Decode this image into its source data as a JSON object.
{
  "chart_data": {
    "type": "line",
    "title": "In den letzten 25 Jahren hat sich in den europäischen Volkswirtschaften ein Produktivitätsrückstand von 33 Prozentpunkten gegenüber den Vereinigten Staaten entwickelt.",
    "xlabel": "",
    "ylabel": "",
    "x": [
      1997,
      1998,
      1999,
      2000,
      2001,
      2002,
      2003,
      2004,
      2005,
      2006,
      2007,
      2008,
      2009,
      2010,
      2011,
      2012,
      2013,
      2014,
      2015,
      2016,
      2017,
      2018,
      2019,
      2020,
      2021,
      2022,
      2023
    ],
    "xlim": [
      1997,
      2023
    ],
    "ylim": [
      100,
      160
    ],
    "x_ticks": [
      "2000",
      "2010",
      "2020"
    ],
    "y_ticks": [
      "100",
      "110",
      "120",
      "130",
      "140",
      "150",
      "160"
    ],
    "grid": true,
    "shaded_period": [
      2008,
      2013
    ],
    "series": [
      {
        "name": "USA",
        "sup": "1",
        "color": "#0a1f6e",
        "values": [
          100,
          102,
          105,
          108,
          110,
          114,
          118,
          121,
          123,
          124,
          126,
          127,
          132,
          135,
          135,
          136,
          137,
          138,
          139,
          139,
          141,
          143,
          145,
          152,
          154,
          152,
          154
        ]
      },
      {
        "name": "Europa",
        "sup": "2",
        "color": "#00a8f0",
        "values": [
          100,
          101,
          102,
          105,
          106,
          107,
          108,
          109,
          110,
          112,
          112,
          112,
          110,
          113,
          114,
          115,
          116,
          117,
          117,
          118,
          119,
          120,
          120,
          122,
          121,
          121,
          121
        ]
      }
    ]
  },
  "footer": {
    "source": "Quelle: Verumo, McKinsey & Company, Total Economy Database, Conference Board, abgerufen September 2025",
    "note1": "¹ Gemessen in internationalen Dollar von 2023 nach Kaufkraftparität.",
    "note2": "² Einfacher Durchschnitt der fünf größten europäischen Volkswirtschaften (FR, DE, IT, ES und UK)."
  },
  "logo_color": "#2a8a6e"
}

◆ ◆ ◆ ◆ ◆

WRITTEN TASK: Give the count of lines containing "europäischen", with no added text.

RESPONSE TO THE TASK: 2